> [Exercise task]: Output a single figure: the number of lines in which the word "månad" appears.

***** Information supplied *****

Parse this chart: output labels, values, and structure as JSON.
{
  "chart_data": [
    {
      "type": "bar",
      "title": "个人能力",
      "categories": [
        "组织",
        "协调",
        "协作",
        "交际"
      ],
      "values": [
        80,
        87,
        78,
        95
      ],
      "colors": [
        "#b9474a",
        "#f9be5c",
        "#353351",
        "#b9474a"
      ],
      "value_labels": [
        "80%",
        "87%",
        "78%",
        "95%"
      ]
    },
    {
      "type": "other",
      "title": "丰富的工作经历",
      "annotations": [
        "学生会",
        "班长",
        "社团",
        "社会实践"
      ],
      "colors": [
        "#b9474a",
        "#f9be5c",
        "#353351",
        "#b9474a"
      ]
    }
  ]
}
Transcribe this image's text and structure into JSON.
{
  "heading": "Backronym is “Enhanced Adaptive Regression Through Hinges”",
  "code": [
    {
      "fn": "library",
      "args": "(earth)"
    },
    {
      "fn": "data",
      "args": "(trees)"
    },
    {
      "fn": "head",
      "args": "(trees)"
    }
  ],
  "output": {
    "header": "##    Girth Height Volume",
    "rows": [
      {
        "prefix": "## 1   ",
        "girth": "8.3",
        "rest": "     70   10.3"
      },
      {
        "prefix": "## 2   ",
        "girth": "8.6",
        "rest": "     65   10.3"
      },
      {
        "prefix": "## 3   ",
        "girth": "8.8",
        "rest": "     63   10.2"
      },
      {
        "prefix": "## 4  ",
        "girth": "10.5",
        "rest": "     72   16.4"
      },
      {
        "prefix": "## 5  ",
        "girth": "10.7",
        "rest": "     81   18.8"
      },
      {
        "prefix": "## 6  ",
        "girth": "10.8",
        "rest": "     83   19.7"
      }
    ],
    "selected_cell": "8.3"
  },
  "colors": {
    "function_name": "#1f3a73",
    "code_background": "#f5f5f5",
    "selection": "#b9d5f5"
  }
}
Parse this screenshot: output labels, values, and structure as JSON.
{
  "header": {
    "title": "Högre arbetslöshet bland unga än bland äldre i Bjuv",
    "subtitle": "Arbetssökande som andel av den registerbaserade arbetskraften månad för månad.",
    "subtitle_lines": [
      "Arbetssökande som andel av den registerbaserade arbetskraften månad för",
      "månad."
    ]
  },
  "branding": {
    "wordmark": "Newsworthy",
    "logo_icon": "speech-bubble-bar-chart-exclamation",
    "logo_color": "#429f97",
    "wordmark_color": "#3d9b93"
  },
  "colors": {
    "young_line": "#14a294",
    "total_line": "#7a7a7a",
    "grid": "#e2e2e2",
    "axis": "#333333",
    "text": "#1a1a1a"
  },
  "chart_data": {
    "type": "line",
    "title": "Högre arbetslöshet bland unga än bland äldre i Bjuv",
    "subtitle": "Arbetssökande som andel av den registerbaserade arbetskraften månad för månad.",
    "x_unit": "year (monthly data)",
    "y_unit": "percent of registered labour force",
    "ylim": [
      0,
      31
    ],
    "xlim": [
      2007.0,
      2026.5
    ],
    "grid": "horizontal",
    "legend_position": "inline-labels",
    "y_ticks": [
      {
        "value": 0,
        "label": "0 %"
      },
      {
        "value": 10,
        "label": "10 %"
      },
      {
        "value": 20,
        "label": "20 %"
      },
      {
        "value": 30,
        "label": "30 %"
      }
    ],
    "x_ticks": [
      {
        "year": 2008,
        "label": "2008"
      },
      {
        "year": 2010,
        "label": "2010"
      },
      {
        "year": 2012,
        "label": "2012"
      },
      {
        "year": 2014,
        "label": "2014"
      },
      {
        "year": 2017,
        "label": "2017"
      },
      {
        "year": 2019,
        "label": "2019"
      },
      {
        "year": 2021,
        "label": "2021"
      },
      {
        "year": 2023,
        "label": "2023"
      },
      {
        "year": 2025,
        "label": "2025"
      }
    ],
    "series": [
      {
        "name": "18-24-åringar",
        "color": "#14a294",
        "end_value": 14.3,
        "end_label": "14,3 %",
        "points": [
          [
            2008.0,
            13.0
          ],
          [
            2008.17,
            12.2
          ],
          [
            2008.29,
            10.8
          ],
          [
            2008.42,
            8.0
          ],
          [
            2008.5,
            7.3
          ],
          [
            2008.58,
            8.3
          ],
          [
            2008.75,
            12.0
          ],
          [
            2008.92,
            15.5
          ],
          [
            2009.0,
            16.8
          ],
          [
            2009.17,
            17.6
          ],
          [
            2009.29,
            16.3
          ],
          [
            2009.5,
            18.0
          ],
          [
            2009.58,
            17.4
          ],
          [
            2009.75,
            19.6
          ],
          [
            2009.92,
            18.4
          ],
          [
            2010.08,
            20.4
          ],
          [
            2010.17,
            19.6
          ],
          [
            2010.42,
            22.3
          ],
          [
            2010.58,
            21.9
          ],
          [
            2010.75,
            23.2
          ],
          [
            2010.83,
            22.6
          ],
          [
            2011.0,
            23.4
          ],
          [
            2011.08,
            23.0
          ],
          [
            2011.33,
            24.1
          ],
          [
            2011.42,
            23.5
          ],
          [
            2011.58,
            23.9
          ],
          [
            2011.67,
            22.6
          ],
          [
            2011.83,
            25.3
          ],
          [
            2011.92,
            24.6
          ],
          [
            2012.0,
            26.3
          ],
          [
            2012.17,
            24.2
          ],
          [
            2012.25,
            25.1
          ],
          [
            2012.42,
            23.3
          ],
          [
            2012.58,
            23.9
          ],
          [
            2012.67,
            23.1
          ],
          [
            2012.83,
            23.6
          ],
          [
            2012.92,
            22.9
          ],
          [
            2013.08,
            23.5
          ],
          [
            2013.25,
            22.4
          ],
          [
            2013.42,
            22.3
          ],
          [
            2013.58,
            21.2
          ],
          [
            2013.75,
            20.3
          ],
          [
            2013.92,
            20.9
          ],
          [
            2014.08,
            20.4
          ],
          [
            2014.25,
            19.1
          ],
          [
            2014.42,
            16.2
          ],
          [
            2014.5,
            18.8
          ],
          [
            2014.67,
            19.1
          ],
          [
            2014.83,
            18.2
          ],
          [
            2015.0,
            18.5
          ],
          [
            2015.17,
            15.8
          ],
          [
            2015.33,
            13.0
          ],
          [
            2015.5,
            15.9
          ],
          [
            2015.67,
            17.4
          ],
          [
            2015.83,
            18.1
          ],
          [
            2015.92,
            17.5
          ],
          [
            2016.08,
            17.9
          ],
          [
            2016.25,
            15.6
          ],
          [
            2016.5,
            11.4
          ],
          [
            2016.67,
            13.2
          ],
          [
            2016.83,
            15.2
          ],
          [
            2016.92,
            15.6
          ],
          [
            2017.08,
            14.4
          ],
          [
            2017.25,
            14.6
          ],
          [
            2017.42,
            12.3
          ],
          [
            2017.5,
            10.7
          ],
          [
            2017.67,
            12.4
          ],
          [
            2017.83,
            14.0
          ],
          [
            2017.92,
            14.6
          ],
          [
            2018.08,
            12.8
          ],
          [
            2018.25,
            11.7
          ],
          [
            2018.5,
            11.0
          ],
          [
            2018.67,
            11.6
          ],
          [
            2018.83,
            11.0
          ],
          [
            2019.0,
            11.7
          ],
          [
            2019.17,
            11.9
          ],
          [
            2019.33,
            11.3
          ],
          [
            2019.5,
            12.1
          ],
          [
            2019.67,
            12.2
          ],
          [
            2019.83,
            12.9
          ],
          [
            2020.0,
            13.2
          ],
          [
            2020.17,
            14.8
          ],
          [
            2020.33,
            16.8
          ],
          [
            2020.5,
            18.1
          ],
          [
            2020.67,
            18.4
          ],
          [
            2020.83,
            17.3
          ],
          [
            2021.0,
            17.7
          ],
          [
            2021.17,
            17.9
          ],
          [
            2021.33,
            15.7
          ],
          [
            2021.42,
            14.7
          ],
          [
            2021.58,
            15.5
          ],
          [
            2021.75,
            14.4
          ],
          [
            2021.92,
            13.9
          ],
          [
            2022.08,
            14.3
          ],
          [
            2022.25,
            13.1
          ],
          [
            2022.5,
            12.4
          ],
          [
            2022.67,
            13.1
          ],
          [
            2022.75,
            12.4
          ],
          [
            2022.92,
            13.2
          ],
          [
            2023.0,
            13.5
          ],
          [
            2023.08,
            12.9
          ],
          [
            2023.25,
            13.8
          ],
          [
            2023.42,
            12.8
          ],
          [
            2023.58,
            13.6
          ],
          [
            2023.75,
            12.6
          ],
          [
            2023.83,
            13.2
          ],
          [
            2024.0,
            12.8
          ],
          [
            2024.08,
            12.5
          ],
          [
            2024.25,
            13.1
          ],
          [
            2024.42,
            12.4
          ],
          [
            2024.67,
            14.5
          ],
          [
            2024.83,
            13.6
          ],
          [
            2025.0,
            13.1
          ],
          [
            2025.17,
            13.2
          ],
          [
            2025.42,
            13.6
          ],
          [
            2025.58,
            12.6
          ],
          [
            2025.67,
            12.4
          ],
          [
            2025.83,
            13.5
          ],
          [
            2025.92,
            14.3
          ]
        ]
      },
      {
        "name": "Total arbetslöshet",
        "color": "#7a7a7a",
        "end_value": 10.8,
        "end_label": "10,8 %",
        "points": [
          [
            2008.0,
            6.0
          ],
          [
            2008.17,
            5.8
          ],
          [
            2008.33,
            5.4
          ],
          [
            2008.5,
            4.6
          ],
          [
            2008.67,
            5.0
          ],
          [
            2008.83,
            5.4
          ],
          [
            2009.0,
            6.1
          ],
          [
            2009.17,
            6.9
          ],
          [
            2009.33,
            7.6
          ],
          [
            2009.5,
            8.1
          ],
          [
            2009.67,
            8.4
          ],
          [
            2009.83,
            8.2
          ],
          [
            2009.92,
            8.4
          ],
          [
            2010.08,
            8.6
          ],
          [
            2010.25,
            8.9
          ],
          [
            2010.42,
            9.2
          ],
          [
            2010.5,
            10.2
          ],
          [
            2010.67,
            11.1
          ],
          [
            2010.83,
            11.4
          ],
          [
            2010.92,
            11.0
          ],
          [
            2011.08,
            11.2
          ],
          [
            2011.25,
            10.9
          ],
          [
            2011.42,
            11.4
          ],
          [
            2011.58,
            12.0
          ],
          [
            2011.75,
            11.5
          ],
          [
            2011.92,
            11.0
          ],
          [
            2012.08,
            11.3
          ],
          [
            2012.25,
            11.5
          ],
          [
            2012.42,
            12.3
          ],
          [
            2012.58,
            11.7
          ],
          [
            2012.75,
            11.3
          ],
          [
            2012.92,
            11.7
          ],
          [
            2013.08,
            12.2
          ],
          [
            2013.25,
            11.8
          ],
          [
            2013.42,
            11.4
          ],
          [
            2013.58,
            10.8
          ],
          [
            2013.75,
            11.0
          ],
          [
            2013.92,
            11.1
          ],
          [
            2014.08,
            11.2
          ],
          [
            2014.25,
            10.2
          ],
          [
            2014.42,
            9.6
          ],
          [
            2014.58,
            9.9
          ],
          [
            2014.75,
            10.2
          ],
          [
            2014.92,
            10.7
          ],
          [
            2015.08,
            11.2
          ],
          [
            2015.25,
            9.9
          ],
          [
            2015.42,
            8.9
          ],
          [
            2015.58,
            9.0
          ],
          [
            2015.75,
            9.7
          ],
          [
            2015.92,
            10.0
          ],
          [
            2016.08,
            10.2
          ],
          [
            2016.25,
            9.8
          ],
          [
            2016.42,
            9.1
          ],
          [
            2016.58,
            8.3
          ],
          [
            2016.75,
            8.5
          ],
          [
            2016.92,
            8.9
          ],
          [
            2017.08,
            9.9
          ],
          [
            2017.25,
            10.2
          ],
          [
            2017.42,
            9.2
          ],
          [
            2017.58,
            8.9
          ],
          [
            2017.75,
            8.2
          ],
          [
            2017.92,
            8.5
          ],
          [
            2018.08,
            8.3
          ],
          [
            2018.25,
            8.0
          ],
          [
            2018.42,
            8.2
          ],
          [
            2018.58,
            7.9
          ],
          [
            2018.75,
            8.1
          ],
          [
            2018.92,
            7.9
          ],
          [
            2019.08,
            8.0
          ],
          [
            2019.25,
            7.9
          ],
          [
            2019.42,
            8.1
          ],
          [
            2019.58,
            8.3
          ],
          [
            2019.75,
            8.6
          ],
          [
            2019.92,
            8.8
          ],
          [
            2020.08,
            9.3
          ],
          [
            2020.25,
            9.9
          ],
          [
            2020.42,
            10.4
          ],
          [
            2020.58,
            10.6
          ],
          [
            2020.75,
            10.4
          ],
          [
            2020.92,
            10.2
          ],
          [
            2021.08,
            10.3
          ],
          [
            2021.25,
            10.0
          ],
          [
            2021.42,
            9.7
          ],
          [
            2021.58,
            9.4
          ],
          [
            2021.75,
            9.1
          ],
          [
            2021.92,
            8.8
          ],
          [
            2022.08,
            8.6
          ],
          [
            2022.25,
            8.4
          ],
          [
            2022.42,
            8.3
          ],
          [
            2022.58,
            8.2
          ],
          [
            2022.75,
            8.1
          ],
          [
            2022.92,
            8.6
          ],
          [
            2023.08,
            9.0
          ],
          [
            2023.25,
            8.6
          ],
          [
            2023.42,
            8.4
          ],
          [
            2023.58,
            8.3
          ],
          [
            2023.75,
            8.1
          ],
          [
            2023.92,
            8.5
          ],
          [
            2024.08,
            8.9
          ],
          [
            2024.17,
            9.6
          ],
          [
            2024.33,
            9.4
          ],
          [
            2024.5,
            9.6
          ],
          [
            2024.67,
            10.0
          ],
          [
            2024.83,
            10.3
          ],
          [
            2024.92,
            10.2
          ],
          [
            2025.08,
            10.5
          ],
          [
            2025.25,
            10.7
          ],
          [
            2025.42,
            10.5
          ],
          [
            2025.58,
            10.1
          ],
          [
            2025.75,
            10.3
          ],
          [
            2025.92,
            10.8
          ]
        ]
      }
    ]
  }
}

*****

> [Solution to this problem]: 4